→ Set exercise: Each entry below should be written out exactly as it is, with no pictures.

→ Exercise input:
-------
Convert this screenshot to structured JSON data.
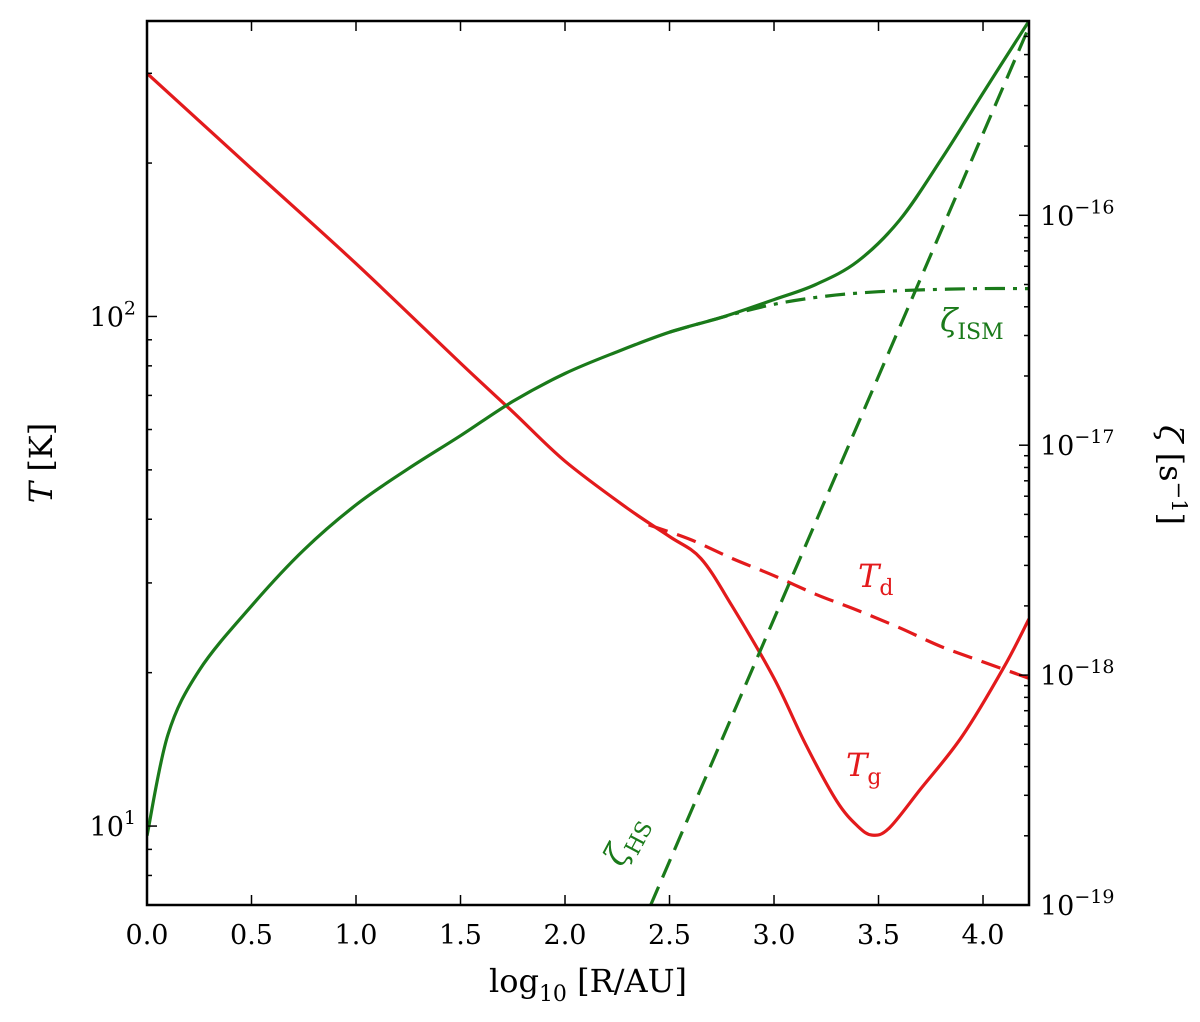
{
  "chart_data": {
    "type": "line",
    "title": "",
    "xlabel": {
      "prefix": "log",
      "sub": "10",
      "body": " [R/AU]"
    },
    "ylabel_left": {
      "var": "T",
      "unit": " [K]"
    },
    "ylabel_right": {
      "var": "ζ",
      "unit_open": " [s",
      "sup": "−1",
      "unit_close": "]"
    },
    "xlim": [
      0.0,
      4.22
    ],
    "ylim_left": [
      7,
      380
    ],
    "ylim_right": [
      1e-19,
      7e-16
    ],
    "x_ticks": [
      "0.0",
      "0.5",
      "1.0",
      "1.5",
      "2.0",
      "2.5",
      "3.0",
      "3.5",
      "4.0"
    ],
    "left_major_ticks": [
      {
        "value": 10,
        "base": "10",
        "exp": "1"
      },
      {
        "value": 100,
        "base": "10",
        "exp": "2"
      }
    ],
    "right_major_ticks": [
      {
        "value": 1e-16,
        "base": "10",
        "exp": "-16"
      },
      {
        "value": 1e-17,
        "base": "10",
        "exp": "-17"
      },
      {
        "value": 1e-18,
        "base": "10",
        "exp": "-18"
      },
      {
        "value": 1e-19,
        "base": "10",
        "exp": "-19"
      }
    ],
    "series": [
      {
        "name": "T_g",
        "axis": "left",
        "color": "#e31a1c",
        "style": "solid",
        "x": [
          0.0,
          0.5,
          1.0,
          1.5,
          1.75,
          2.0,
          2.3,
          2.5,
          2.65,
          2.8,
          3.0,
          3.15,
          3.3,
          3.4,
          3.47,
          3.55,
          3.7,
          3.9,
          4.1,
          4.22
        ],
        "y": [
          300,
          195,
          127,
          81,
          65,
          52,
          42,
          37,
          33.5,
          27,
          19.5,
          14.5,
          11.2,
          10.0,
          9.6,
          9.9,
          11.8,
          15.0,
          20.5,
          25.5
        ]
      },
      {
        "name": "T_d",
        "axis": "left",
        "color": "#e31a1c",
        "style": "dashed",
        "x": [
          2.4,
          2.6,
          2.8,
          3.0,
          3.2,
          3.4,
          3.6,
          3.8,
          4.0,
          4.22
        ],
        "y": [
          39,
          36.5,
          33.5,
          31,
          28.5,
          26.5,
          24.5,
          22.5,
          21,
          19.5
        ]
      },
      {
        "name": "ζ",
        "axis": "right",
        "color": "#1a7a1a",
        "style": "solid",
        "x": [
          0.0,
          0.1,
          0.25,
          0.5,
          0.75,
          1.0,
          1.25,
          1.5,
          1.75,
          2.0,
          2.25,
          2.5,
          2.75,
          3.0,
          3.2,
          3.4,
          3.6,
          3.8,
          4.0,
          4.22
        ],
        "y": [
          2e-19,
          5.5e-19,
          1.05e-18,
          2e-18,
          3.5e-18,
          5.5e-18,
          7.9e-18,
          1.1e-17,
          1.55e-17,
          2.05e-17,
          2.55e-17,
          3.1e-17,
          3.6e-17,
          4.3e-17,
          5e-17,
          6.3e-17,
          9.5e-17,
          1.75e-16,
          3.4e-16,
          7e-16
        ]
      },
      {
        "name": "ζ_ISM",
        "axis": "right",
        "color": "#1a7a1a",
        "style": "dashdot",
        "x": [
          2.5,
          2.75,
          3.0,
          3.25,
          3.5,
          3.75,
          4.0,
          4.22
        ],
        "y": [
          3.1e-17,
          3.6e-17,
          4.1e-17,
          4.45e-17,
          4.65e-17,
          4.75e-17,
          4.8e-17,
          4.8e-17
        ]
      },
      {
        "name": "ζ_HS",
        "axis": "right",
        "color": "#1a7a1a",
        "style": "dashed",
        "x": [
          2.41,
          4.22
        ],
        "y": [
          1e-19,
          6.6e-16
        ]
      }
    ],
    "annotations": [
      {
        "id": "zeta-ism",
        "var": "ζ",
        "sub": "ISM",
        "color": "#1a7a1a"
      },
      {
        "id": "t-d",
        "var": "T",
        "sub": "d",
        "color": "#e31a1c"
      },
      {
        "id": "t-g",
        "var": "T",
        "sub": "g",
        "color": "#e31a1c"
      },
      {
        "id": "zeta-hs",
        "var": "ζ",
        "sub": "HS",
        "color": "#1a7a1a"
      }
    ]
  }
}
-------
→ Solution to this task:
Convert this screenshot to structured JSON data.
{
  "chart_data": {
    "type": "line",
    "title": "",
    "xlabel": {
      "prefix": "log",
      "sub": "10",
      "body": " [R/AU]"
    },
    "ylabel_left": {
      "var": "T",
      "unit": " [K]"
    },
    "ylabel_right": {
      "var": "ζ",
      "unit_open": " [s",
      "sup": "−1",
      "unit_close": "]"
    },
    "xlim": [
      0.0,
      4.22
    ],
    "ylim_left": [
      7,
      380
    ],
    "ylim_right": [
      1e-19,
      7e-16
    ],
    "x_ticks": [
      "0.0",
      "0.5",
      "1.0",
      "1.5",
      "2.0",
      "2.5",
      "3.0",
      "3.5",
      "4.0"
    ],
    "left_major_ticks": [
      {
        "value": 10,
        "base": "10",
        "exp": "1"
      },
      {
        "value": 100,
        "base": "10",
        "exp": "2"
      }
    ],
    "right_major_ticks": [
      {
        "value": 1e-16,
        "base": "10",
        "exp": "-16"
      },
      {
        "value": 1e-17,
        "base": "10",
        "exp": "-17"
      },
      {
        "value": 1e-18,
        "base": "10",
        "exp": "-18"
      },
      {
        "value": 1e-19,
        "base": "10",
        "exp": "-19"
      }
    ],
    "series": [
      {
        "name": "T_g",
        "axis": "left",
        "color": "#e31a1c",
        "style": "solid",
        "x": [
          0.0,
          0.5,
          1.0,
          1.5,
          1.75,
          2.0,
          2.3,
          2.5,
          2.65,
          2.8,
          3.0,
          3.15,
          3.3,
          3.4,
          3.47,
          3.55,
          3.7,
          3.9,
          4.1,
          4.22
        ],
        "y": [
          300,
          195,
          127,
          81,
          65,
          52,
          42,
          37,
          33.5,
          27,
          19.5,
          14.5,
          11.2,
          10.0,
          9.6,
          9.9,
          11.8,
          15.0,
          20.5,
          25.5
        ]
      },
      {
        "name": "T_d",
        "axis": "left",
        "color": "#e31a1c",
        "style": "dashed",
        "x": [
          2.4,
          2.6,
          2.8,
          3.0,
          3.2,
          3.4,
          3.6,
          3.8,
          4.0,
          4.22
        ],
        "y": [
          39,
          36.5,
          33.5,
          31,
          28.5,
          26.5,
          24.5,
          22.5,
          21,
          19.5
        ]
      },
      {
        "name": "ζ",
        "axis": "right",
        "color": "#1a7a1a",
        "style": "solid",
        "x": [
          0.0,
          0.1,
          0.25,
          0.5,
          0.75,
          1.0,
          1.25,
          1.5,
          1.75,
          2.0,
          2.25,
          2.5,
          2.75,
          3.0,
          3.2,
          3.4,
          3.6,
          3.8,
          4.0,
          4.22
        ],
        "y": [
          2e-19,
          5.5e-19,
          1.05e-18,
          2e-18,
          3.5e-18,
          5.5e-18,
          7.9e-18,
          1.1e-17,
          1.55e-17,
          2.05e-17,
          2.55e-17,
          3.1e-17,
          3.6e-17,
          4.3e-17,
          5e-17,
          6.3e-17,
          9.5e-17,
          1.75e-16,
          3.4e-16,
          7e-16
        ]
      },
      {
        "name": "ζ_ISM",
        "axis": "right",
        "color": "#1a7a1a",
        "style": "dashdot",
        "x": [
          2.5,
          2.75,
          3.0,
          3.25,
          3.5,
          3.75,
          4.0,
          4.22
        ],
        "y": [
          3.1e-17,
          3.6e-17,
          4.1e-17,
          4.45e-17,
          4.65e-17,
          4.75e-17,
          4.8e-17,
          4.8e-17
        ]
      },
      {
        "name": "ζ_HS",
        "axis": "right",
        "color": "#1a7a1a",
        "style": "dashed",
        "x": [
          2.41,
          4.22
        ],
        "y": [
          1e-19,
          6.6e-16
        ]
      }
    ],
    "annotations": [
      {
        "id": "zeta-ism",
        "var": "ζ",
        "sub": "ISM",
        "color": "#1a7a1a"
      },
      {
        "id": "t-d",
        "var": "T",
        "sub": "d",
        "color": "#e31a1c"
      },
      {
        "id": "t-g",
        "var": "T",
        "sub": "g",
        "color": "#e31a1c"
      },
      {
        "id": "zeta-hs",
        "var": "ζ",
        "sub": "HS",
        "color": "#1a7a1a"
      }
    ]
  }
}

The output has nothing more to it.